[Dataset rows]
::::::::::
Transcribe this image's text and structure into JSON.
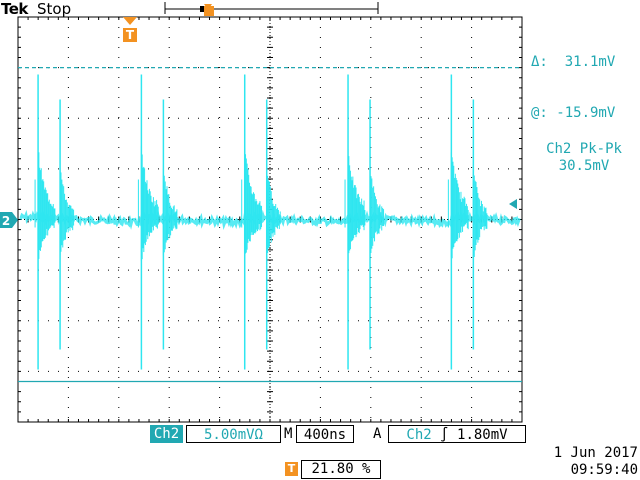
{
  "header": {
    "brand": "Tek",
    "state": "Stop"
  },
  "markers": {
    "trigger_top": "T",
    "channel": "2"
  },
  "cursor_readout": {
    "delta": "Δ:  31.1mV",
    "at": "@: -15.9mV"
  },
  "measurement": {
    "label": "Ch2 Pk-Pk",
    "value": "30.5mV"
  },
  "bottom_bar": {
    "channel": "Ch2",
    "scale": "5.00mVΩ",
    "m_label": "M",
    "timebase": "400ns",
    "a_label": "A",
    "trigger_channel": "Ch2",
    "trigger_slope": "∫",
    "trigger_level": "1.80mV"
  },
  "trigger_position": {
    "icon": "T",
    "value": "21.80 %"
  },
  "datetime": {
    "date": "1 Jun  2017",
    "time": "09:59:40"
  },
  "colors": {
    "trace": "#2ee6f0",
    "cyan_ui": "#21a8b2",
    "orange": "#f39221",
    "grid": "#000000"
  },
  "waveform": {
    "baseline_div": 0.0,
    "period_div": 2.05,
    "first_spike_div": 0.2,
    "spike_count": 5,
    "cursor_upper_div": 3.0,
    "cursor_lower_div": -3.2
  }
}
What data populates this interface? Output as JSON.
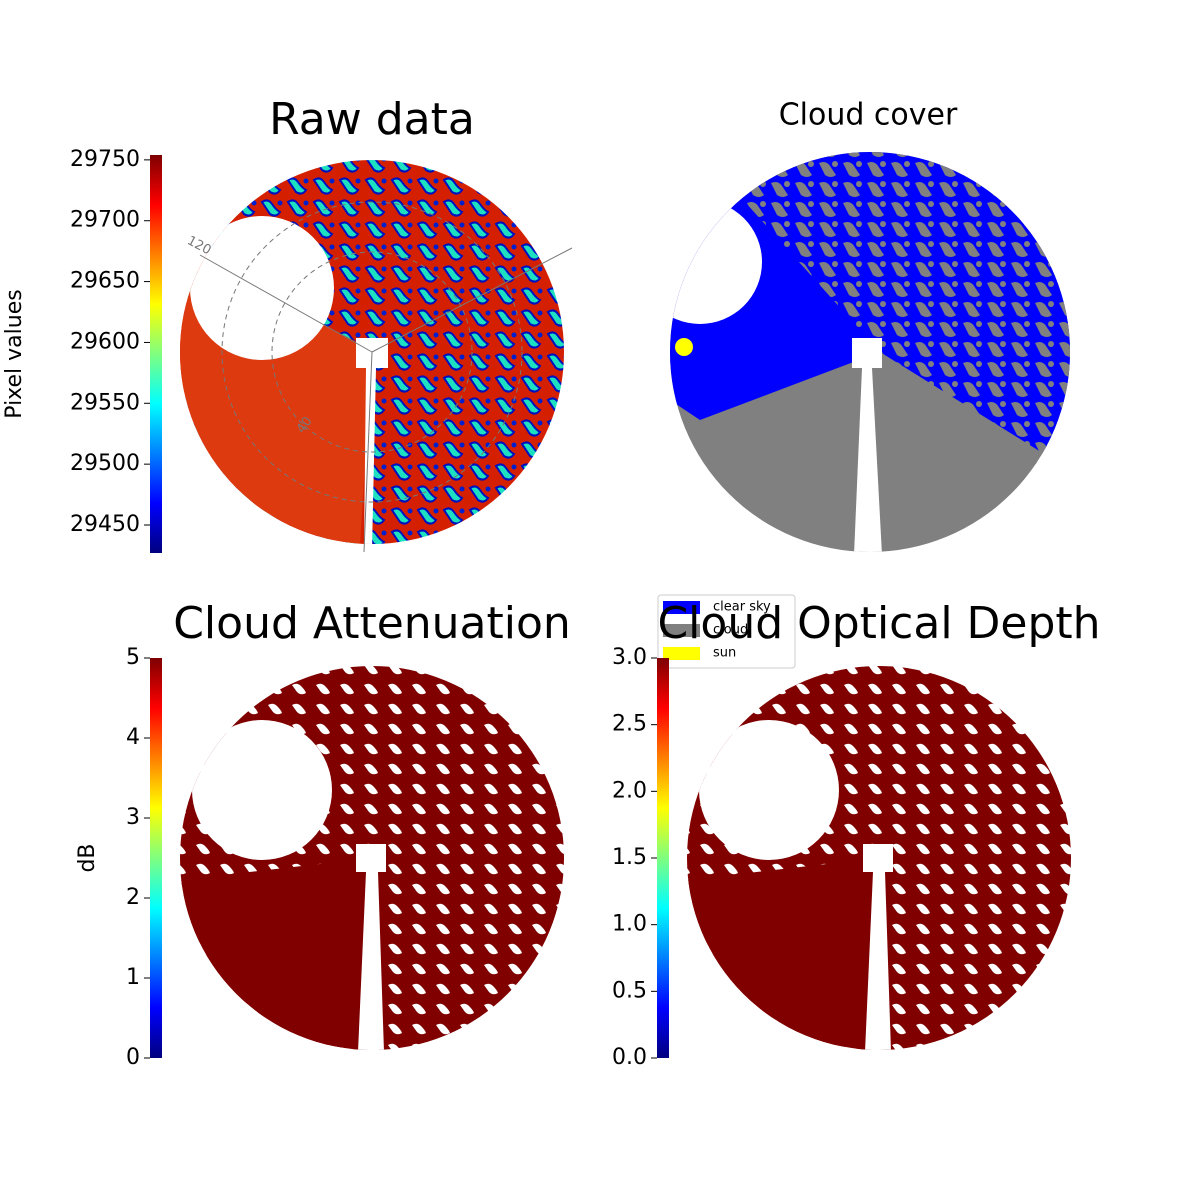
{
  "chart_data": [
    {
      "type": "image",
      "title": "Raw data",
      "colorbar": {
        "label": "Pixel values",
        "lim": [
          29427,
          29754
        ],
        "ticks": [
          29450,
          29500,
          29550,
          29600,
          29650,
          29700,
          29750
        ]
      },
      "annotations": [
        "120",
        "40"
      ]
    },
    {
      "type": "image",
      "title": "Cloud cover",
      "legend": [
        {
          "name": "clear sky",
          "color": "#0000ff"
        },
        {
          "name": "cloud",
          "color": "#808080"
        },
        {
          "name": "sun",
          "color": "#ffff00"
        }
      ]
    },
    {
      "type": "image",
      "title": "Cloud Attenuation",
      "colorbar": {
        "label": "dB",
        "lim": [
          0,
          5
        ],
        "ticks": [
          0,
          1,
          2,
          3,
          4,
          5
        ]
      }
    },
    {
      "type": "image",
      "title": "Cloud Optical Depth",
      "colorbar": {
        "lim": [
          0,
          3
        ],
        "ticks": [
          {
            "value": 0,
            "label": "0.0"
          },
          0.5,
          {
            "value": 1,
            "label": "1.0"
          },
          1.5,
          {
            "value": 2,
            "label": "2.0"
          },
          2.5,
          {
            "value": 3,
            "label": "3.0"
          }
        ]
      }
    }
  ]
}
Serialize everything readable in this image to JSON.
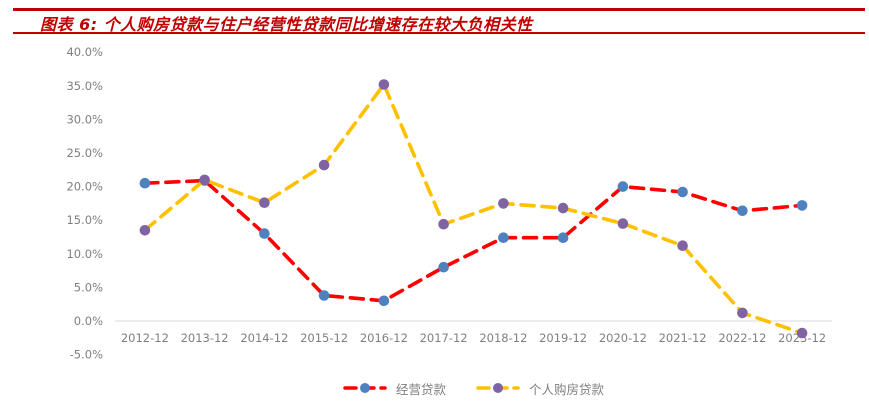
::::::::::
* **What needs to be done**: Report how many lines of the entries hold the string "this". Provide the number alone.

* **Final result**: 3